EXCERPTED PASSAGE.
---------------
Comments:Add a Comment 
e210013
March 4th 2019


2205 Comments

Album Rating: 3.5

So, after the guitarists, it's now time of the keyboardists. And in the beginning of Yes we have Tony Kaye. When I published my review of "Flash", I've already mentioned Kaye as one of of the keys of the sound of that album. Still, this is really the album where we can see how more evident is his influence in the final sound of it. And as happened with "Flash", "One Live Badger" is another album that I only checked due to the prog Friday's tournaments. So, long life to them.

e210013
March 4th 2019


2205 Comments

Album Rating: 3.5

Sorry, I needed to edit the review. The review was incomplete. It lacked to it the final conclusion, as always happen with all my reviews. So, my apologies.

bgillesp
March 4th 2019


6706 Comments

Album Rating: 4.0

Awesome review.

e210013
March 4th 2019


2205 Comments

Album Rating: 3.5

Thanks, bgillesp. Finally, I think this album has the review that it deserves. It was unnoticed for so many years, unfortunately.

Divaman
March 4th 2019


3364 Comments

Album Rating: 2.5

I've recently been thinking that I've been undervaluing Tony Kaye's contributions to Yes. Nice job e.

Digging: Zen Paradox - Illogical Organism

e210013
March 4th 2019


2205 Comments

Album Rating: 3.5

"I've recently been thinking that I've been undervaluing Tony Kaye's contributions to Yes."

The same happens to me, pal. Only in the last two years, soon as I decided to do my prog journey through Yes world, I devoted a true attention to his work, surely the true attention that he really deserves. Despite I consider Wakeman the greatest keyboard player of Yes, the contribution of Kaye is really unavoidable in the final sound of Yes.

Thanks, Diva.

Jethro42
March 4th 2019


15634 Comments

Album Rating: 3.5

i'm not really a connoisseur of Tony Kaye's works except for his Yes contributions that are great, but I honestly think he's not flamboyant into his works out of yes. i mean he doesn't really have his own signature, his own identity, i remember liking ''Wind Of Change'' on here. Will give the album another spin.

I have to go for few hours. See you guys!

Nice review, bro.

e210013
March 4th 2019


2205 Comments

Album Rating: 3.5

I'm not an expert too. But from what I know his keyboard work is good and honest and left his signature in Yes' sound.

See you too dude, and thanks.

Jethro42
March 4th 2019


15634 Comments

Album Rating: 3.5

''...he left his signature in Yes' sound.''

I agree, my man.



My 3 favorite songs are;

-''Wheel Of Fortune'' has some Traffic meets Steely Dan vibes. I even found similarity with this singer's vocals and Steve Winwood's. It's my second favorite.
---------------
SUPPLIED MATERIAL.
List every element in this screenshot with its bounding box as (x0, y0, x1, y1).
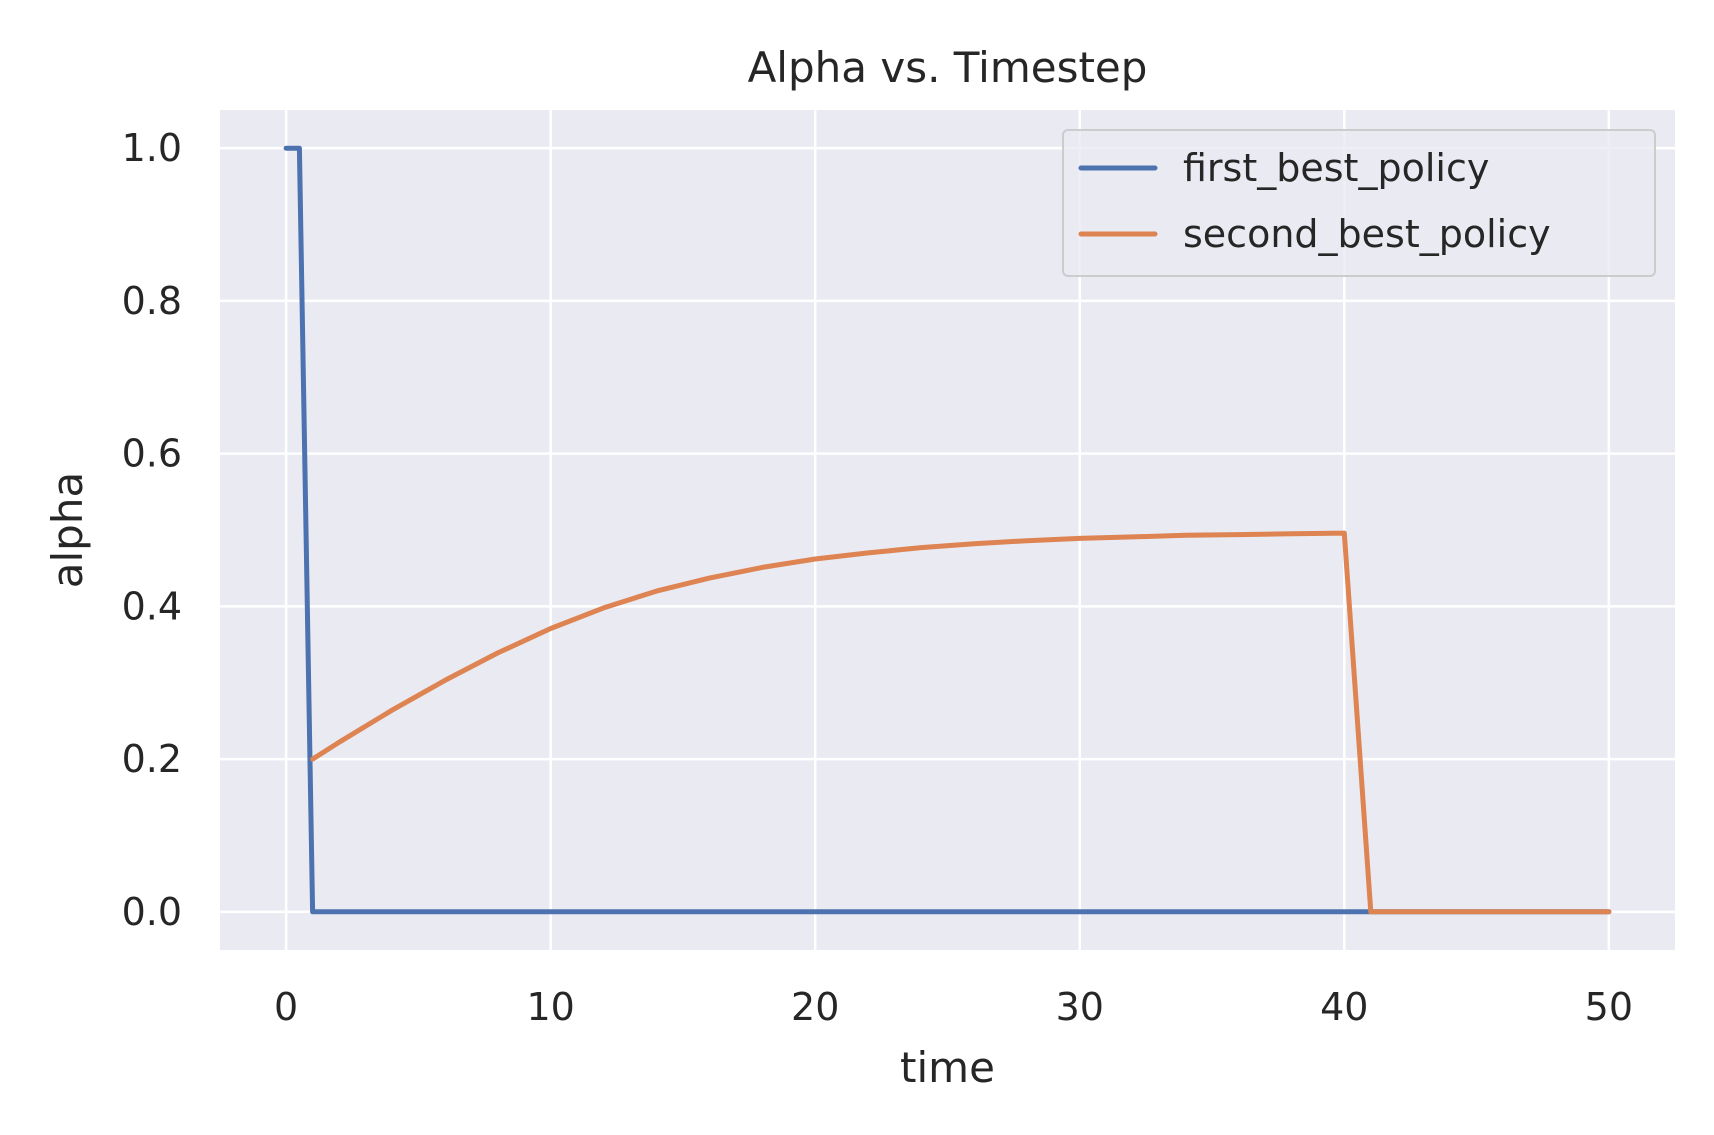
---------------
DIRECTIONS.
A) In the comment thread, which album does e210013 say was checked only because of the prog Friday tournaments, like "Flash"?
B) Print the part of the comment thread that opens with the words containing "-''Wheel Of Fortune''" and closes with "my second favorite.".
You can leave the material aside; it isn't needed.

TASK-BY-TASK ANSWERS.
A) "One Live Badger."

B)
-''Wheel Of Fortune'' has some Traffic meets Steely Dan vibes. I even found similarity with this singer's vocals and Steve Winwood's. It's my second favorite.